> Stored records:
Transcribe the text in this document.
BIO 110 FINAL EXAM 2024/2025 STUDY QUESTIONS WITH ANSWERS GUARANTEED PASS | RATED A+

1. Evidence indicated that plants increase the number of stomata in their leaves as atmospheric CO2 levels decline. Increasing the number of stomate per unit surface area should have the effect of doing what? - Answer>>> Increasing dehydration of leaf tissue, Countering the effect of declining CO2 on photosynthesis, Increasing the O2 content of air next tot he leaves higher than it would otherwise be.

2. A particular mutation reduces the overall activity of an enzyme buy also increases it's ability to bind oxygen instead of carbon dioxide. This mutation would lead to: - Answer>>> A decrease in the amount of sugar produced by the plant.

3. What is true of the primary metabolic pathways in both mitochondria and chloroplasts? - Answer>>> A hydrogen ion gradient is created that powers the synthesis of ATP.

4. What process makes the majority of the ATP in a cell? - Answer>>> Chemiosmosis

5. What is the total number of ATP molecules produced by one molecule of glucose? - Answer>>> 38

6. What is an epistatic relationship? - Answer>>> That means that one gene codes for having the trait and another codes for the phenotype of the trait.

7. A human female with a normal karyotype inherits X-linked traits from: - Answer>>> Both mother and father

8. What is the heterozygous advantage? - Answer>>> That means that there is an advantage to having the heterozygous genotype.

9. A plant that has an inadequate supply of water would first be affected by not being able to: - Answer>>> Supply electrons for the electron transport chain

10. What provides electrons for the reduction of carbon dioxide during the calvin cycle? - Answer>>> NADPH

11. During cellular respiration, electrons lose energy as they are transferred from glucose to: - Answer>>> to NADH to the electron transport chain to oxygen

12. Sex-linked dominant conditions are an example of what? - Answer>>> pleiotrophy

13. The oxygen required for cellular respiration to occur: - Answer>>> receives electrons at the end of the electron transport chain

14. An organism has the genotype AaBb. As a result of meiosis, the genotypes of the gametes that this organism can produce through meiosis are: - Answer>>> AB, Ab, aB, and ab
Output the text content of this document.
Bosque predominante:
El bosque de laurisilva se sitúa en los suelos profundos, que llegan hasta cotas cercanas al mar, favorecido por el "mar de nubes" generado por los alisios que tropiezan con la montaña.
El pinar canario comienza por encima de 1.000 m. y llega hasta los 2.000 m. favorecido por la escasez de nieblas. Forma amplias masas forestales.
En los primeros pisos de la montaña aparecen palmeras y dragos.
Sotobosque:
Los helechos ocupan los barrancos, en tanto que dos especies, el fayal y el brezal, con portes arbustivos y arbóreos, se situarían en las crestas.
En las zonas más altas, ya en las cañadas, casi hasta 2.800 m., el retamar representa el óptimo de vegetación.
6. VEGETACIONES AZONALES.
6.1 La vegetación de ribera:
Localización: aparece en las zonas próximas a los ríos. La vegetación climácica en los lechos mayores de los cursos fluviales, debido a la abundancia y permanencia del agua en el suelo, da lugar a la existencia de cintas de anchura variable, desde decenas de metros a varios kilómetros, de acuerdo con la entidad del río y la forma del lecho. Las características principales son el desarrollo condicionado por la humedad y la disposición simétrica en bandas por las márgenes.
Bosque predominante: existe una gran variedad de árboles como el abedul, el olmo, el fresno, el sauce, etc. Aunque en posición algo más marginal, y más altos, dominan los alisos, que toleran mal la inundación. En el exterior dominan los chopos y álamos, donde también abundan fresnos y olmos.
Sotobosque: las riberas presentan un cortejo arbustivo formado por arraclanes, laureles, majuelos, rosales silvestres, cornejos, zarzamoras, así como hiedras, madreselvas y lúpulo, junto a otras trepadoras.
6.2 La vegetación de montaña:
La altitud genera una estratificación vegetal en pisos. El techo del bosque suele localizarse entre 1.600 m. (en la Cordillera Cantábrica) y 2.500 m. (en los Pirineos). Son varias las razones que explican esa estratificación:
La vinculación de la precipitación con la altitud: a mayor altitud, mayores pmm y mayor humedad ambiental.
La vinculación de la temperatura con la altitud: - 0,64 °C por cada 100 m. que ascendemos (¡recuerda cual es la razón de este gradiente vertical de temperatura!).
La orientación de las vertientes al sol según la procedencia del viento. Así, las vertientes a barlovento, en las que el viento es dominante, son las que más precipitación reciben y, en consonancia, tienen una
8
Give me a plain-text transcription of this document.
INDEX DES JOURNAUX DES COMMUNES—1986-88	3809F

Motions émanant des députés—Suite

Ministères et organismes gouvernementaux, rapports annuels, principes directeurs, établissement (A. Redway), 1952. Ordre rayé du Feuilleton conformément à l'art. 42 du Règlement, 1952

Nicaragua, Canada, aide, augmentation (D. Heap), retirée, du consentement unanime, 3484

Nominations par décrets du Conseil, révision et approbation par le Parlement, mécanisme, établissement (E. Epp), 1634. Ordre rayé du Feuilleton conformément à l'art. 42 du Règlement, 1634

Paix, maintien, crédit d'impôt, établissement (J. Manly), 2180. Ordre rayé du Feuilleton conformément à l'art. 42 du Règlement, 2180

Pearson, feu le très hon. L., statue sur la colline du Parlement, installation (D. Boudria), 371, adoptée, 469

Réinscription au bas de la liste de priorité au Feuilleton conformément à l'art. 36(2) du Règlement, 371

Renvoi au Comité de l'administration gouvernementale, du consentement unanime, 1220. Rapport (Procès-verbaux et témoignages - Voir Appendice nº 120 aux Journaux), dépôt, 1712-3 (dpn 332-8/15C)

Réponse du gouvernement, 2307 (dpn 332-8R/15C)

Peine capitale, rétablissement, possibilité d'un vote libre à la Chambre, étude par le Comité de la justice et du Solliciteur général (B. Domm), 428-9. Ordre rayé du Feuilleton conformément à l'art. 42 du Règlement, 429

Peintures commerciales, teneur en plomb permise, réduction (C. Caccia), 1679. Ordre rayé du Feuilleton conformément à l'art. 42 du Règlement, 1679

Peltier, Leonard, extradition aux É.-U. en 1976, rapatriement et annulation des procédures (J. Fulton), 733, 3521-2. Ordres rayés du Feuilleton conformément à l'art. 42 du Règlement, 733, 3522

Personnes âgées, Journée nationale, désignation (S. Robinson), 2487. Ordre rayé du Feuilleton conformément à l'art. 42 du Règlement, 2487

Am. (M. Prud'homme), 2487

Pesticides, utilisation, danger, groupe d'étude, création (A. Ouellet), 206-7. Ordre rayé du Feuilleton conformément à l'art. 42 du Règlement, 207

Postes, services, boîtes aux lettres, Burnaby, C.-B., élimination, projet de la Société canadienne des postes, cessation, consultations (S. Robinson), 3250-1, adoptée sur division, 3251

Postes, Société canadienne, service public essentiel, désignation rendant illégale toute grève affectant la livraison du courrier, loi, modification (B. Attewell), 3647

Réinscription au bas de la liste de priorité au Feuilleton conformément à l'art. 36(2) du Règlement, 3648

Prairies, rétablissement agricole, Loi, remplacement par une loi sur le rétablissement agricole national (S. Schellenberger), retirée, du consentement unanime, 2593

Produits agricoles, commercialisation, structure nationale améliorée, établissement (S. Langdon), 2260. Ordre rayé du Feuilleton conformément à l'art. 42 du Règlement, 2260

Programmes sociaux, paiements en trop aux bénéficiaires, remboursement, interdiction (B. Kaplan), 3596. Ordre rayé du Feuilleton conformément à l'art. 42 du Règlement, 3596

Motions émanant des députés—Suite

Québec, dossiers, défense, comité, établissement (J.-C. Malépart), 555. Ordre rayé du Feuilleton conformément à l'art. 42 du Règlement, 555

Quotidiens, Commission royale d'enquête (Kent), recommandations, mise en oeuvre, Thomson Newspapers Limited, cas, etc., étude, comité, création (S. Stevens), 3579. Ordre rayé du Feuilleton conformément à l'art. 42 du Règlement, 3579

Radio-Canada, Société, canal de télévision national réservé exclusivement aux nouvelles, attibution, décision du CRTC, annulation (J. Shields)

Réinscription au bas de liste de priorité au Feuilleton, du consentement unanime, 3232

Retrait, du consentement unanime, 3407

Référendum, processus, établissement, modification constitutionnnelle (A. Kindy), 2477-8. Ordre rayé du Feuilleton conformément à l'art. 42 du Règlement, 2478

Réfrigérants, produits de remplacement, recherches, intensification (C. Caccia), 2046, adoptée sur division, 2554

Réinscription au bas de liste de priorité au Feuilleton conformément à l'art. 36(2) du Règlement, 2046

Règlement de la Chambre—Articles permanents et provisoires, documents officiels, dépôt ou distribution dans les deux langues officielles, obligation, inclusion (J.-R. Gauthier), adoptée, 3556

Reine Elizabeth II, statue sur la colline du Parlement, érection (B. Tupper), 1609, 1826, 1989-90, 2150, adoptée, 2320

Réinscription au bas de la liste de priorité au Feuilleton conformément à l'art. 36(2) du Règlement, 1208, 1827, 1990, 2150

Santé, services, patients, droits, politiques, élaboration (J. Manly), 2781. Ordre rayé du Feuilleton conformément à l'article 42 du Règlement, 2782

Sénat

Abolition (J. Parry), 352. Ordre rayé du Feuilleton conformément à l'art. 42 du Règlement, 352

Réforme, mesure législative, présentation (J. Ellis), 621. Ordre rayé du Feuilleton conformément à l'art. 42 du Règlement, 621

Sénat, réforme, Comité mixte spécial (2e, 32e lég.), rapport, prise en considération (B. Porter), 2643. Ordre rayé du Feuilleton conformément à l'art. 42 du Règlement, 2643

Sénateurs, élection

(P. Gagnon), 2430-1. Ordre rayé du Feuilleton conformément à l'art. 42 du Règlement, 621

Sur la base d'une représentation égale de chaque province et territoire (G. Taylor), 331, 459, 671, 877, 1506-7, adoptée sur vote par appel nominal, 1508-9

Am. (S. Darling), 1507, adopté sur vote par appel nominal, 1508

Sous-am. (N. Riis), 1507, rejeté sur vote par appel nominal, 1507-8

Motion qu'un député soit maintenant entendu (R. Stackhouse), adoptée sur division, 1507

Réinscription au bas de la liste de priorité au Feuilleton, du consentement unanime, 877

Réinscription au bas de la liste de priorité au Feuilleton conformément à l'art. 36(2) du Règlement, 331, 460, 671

> How to complete this task: Go through the entries above and copy every line containing "Postes".

> Response for this exercise:
Postes, services, boîtes aux lettres, Burnaby, C.-B., élimination, projet de la Société canadienne des postes, cessation, consultations (S. Robinson), 3250-1, adoptée sur division, 3251
Postes, Société canadienne, service public essentiel, désignation rendant illégale toute grève affectant la livraison du courrier, loi, modification (B. Attewell), 3647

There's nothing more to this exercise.